• **RECORDED DATA**:
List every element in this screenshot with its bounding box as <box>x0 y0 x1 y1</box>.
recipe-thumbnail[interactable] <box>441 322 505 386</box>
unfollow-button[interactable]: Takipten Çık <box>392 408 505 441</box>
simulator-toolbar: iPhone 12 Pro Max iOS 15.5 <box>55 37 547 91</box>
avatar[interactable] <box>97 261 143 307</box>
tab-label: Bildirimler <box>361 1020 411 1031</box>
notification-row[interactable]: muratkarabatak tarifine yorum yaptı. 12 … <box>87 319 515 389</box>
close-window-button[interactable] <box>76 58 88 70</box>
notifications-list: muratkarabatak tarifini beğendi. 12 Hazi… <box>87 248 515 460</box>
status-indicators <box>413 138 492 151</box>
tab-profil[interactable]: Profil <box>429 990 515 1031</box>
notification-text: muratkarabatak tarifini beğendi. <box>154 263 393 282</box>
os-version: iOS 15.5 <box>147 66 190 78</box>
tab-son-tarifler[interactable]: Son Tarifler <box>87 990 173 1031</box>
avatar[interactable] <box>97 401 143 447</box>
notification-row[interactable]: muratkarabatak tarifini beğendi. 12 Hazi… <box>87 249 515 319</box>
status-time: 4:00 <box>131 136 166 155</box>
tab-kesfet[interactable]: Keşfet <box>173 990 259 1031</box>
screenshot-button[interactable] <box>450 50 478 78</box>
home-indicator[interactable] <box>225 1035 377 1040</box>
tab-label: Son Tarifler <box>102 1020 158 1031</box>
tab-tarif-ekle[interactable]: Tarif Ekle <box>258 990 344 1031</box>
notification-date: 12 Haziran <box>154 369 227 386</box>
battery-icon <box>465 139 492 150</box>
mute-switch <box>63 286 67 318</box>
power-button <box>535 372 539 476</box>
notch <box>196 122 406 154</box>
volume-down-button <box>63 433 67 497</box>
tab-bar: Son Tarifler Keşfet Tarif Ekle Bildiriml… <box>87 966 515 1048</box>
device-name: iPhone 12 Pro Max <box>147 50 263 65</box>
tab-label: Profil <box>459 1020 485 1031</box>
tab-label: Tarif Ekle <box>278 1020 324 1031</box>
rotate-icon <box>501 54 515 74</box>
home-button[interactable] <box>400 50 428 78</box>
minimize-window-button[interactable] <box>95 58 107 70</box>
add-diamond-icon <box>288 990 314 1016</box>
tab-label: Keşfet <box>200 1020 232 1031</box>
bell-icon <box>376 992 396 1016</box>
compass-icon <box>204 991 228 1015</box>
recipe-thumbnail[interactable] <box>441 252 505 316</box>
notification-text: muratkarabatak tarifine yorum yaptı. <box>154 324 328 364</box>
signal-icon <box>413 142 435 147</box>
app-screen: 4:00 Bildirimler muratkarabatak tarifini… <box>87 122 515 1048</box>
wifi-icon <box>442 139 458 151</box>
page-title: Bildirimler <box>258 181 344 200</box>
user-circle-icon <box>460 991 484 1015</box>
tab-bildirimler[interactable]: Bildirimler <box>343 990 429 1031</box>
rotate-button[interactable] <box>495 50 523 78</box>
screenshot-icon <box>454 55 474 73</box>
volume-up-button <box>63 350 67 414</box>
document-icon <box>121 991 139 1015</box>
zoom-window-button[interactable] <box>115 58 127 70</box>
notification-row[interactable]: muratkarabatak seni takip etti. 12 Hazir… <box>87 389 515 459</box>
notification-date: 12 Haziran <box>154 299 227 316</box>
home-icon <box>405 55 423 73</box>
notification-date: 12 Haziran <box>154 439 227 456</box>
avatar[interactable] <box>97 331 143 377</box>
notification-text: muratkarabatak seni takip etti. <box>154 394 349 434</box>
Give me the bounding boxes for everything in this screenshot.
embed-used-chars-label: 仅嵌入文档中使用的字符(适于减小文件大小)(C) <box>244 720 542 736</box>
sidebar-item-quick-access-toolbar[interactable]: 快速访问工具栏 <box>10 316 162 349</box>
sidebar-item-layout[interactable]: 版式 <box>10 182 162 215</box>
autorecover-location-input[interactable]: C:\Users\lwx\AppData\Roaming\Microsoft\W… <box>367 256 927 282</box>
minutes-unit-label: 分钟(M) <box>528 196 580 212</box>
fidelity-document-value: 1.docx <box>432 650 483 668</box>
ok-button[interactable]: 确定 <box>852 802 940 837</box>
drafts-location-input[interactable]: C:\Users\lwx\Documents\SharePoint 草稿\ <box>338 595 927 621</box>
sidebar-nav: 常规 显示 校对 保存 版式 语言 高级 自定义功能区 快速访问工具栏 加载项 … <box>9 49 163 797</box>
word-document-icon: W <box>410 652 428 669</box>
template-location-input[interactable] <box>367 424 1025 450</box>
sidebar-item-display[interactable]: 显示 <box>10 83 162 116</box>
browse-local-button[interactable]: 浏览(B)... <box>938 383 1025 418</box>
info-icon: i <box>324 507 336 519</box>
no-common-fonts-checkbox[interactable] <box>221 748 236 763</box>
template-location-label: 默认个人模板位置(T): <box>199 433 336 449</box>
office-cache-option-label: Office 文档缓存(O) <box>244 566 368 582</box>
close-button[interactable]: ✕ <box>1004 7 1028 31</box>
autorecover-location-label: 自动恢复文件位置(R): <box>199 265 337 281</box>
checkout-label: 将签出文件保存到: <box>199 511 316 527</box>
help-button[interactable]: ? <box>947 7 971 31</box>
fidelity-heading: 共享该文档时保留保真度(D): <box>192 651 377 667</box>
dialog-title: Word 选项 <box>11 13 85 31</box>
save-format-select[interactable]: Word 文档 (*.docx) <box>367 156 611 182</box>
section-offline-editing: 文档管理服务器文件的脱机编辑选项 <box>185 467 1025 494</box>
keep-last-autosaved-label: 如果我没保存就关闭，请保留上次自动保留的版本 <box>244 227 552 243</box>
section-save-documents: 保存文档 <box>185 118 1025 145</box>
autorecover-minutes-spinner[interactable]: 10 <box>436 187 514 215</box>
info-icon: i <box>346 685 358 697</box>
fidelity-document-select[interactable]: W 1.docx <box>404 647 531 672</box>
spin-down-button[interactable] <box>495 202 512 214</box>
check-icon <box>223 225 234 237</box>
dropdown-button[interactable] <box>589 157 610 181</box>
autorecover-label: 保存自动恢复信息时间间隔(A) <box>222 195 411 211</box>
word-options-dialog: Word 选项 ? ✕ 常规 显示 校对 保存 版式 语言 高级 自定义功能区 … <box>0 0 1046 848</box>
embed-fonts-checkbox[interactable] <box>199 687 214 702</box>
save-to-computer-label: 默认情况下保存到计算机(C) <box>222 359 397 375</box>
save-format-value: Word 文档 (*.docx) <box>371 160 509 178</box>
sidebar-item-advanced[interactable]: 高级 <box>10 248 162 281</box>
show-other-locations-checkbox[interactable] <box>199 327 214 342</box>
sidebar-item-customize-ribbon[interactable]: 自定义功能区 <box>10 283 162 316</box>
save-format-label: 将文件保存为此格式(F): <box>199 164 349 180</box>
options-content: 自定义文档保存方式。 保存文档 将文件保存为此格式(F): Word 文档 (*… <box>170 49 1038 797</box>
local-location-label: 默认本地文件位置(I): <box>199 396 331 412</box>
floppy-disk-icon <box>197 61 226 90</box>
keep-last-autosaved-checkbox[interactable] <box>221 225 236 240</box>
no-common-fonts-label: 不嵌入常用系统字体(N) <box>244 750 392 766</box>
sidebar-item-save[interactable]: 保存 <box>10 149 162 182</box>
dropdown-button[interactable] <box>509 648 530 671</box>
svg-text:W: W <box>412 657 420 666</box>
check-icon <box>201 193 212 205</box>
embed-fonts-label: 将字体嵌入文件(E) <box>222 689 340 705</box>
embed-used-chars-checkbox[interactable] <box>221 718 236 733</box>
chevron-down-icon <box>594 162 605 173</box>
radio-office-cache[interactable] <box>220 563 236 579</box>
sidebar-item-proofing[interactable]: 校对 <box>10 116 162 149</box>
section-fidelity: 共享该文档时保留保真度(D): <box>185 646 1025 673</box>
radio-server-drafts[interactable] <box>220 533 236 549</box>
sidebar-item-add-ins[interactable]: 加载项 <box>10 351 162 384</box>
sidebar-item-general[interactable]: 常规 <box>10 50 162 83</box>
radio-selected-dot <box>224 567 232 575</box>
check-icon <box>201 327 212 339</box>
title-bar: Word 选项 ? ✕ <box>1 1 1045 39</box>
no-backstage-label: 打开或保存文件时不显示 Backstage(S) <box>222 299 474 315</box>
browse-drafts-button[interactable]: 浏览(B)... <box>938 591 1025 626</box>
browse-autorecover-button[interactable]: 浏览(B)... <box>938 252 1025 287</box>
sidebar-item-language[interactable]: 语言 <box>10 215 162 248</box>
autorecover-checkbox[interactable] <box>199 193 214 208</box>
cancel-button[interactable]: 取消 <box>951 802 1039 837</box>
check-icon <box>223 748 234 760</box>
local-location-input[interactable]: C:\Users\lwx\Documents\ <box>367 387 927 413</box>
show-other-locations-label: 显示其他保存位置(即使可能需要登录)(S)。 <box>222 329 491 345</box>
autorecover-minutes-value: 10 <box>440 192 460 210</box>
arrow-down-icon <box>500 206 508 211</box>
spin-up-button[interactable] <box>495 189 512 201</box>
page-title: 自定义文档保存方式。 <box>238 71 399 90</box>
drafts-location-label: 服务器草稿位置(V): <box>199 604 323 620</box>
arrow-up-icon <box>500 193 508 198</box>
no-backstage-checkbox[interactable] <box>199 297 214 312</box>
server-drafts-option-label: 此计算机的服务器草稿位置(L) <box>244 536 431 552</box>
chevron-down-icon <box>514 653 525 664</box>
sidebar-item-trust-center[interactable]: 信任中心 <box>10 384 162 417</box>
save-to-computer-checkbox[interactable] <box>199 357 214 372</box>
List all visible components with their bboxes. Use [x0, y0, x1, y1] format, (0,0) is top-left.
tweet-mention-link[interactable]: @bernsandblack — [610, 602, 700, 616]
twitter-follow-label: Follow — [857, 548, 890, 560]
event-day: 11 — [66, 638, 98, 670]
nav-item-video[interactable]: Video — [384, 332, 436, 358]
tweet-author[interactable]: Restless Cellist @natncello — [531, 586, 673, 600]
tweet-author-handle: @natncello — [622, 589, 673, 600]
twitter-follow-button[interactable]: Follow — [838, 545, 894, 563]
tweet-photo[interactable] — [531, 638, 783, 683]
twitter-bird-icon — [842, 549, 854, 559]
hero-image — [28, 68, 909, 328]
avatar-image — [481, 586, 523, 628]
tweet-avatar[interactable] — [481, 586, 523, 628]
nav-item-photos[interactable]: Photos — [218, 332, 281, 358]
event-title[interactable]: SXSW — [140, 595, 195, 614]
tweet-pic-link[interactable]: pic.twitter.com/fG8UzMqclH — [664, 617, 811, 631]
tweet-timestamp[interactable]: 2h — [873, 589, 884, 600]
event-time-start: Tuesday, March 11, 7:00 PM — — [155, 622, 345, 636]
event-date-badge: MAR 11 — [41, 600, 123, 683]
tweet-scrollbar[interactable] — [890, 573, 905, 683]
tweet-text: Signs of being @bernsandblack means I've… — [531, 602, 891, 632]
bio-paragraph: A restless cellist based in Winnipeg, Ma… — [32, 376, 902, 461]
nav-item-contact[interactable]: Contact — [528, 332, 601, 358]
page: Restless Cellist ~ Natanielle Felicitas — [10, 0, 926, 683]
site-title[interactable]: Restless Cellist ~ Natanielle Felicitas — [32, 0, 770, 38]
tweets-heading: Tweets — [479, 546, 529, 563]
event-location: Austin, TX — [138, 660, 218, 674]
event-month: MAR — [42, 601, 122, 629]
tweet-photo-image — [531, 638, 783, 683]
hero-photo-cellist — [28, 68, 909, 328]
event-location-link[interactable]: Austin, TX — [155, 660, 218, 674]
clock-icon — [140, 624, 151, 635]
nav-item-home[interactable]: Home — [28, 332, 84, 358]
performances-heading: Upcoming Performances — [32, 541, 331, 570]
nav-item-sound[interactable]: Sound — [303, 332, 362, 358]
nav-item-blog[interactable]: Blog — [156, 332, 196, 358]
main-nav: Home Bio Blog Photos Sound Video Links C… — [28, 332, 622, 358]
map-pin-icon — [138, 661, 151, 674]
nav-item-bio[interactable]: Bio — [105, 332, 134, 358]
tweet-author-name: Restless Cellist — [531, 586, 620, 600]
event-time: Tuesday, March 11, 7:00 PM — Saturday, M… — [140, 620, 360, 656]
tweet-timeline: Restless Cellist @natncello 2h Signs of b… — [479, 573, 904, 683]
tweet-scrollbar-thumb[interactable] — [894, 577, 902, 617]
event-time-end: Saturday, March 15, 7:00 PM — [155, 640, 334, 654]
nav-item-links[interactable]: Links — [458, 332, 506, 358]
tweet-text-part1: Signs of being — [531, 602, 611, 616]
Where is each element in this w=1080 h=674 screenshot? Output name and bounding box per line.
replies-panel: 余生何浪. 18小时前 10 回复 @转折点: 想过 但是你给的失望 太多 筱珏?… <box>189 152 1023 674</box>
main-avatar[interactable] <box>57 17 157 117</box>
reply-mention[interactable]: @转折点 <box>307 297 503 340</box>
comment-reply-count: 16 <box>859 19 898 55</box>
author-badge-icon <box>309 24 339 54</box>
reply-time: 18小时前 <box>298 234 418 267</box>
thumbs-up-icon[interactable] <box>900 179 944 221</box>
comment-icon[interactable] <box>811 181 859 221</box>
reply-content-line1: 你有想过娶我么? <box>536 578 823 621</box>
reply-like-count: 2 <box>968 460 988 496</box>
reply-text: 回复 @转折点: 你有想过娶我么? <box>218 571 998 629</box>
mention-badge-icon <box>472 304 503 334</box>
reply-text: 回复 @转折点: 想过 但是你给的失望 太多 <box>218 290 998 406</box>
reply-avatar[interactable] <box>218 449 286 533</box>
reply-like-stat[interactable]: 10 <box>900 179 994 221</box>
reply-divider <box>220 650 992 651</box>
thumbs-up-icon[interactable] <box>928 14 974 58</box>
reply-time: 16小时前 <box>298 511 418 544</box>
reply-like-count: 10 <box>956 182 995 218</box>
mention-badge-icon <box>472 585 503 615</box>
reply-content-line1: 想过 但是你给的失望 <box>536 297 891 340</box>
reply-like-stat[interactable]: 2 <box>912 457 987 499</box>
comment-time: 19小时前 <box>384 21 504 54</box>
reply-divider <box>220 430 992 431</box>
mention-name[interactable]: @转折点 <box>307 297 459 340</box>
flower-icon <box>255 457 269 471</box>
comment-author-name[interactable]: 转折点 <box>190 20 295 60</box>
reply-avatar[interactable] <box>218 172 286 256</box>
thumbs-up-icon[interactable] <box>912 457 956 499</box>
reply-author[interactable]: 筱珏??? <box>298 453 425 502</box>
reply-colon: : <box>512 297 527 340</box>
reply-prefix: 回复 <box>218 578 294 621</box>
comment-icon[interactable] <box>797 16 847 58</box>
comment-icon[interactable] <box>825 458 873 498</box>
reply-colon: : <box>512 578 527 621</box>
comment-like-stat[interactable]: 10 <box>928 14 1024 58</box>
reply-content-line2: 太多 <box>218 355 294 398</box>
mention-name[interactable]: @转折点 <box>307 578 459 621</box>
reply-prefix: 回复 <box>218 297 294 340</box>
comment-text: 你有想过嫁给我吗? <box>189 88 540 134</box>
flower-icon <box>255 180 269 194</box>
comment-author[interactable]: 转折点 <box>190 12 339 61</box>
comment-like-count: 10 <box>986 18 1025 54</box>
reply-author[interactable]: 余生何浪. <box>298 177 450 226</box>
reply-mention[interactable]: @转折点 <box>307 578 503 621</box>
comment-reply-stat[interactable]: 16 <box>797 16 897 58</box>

• **DO THIS**:
Rewrite the entries from the start through the line containing "volume-down-button <box>63 433 67 497</box>", inclusive, changing "notification-row" to "notification-item" and keeping everything else the same. Return only those lines.

• **RESPONSE TO THE EXERCISE**:
List every element in this screenshot with its bounding box as <box>x0 y0 x1 y1</box>.
recipe-thumbnail[interactable] <box>441 322 505 386</box>
unfollow-button[interactable]: Takipten Çık <box>392 408 505 441</box>
simulator-toolbar: iPhone 12 Pro Max iOS 15.5 <box>55 37 547 91</box>
avatar[interactable] <box>97 261 143 307</box>
tab-label: Bildirimler <box>361 1020 411 1031</box>
notification-item[interactable]: muratkarabatak tarifine yorum yaptı. 12 … <box>87 319 515 389</box>
close-window-button[interactable] <box>76 58 88 70</box>
notifications-list: muratkarabatak tarifini beğendi. 12 Hazi… <box>87 248 515 460</box>
status-indicators <box>413 138 492 151</box>
tab-profil[interactable]: Profil <box>429 990 515 1031</box>
notification-text: muratkarabatak tarifini beğendi. <box>154 263 393 282</box>
os-version: iOS 15.5 <box>147 66 190 78</box>
tab-son-tarifler[interactable]: Son Tarifler <box>87 990 173 1031</box>
avatar[interactable] <box>97 401 143 447</box>
notification-item[interactable]: muratkarabatak tarifini beğendi. 12 Hazi… <box>87 249 515 319</box>
status-time: 4:00 <box>131 136 166 155</box>
tab-kesfet[interactable]: Keşfet <box>173 990 259 1031</box>
screenshot-button[interactable] <box>450 50 478 78</box>
home-indicator[interactable] <box>225 1035 377 1040</box>
tab-label: Son Tarifler <box>102 1020 158 1031</box>
tab-tarif-ekle[interactable]: Tarif Ekle <box>258 990 344 1031</box>
notification-date: 12 Haziran <box>154 369 227 386</box>
battery-icon <box>465 139 492 150</box>
mute-switch <box>63 286 67 318</box>
power-button <box>535 372 539 476</box>
notch <box>196 122 406 154</box>
volume-down-button <box>63 433 67 497</box>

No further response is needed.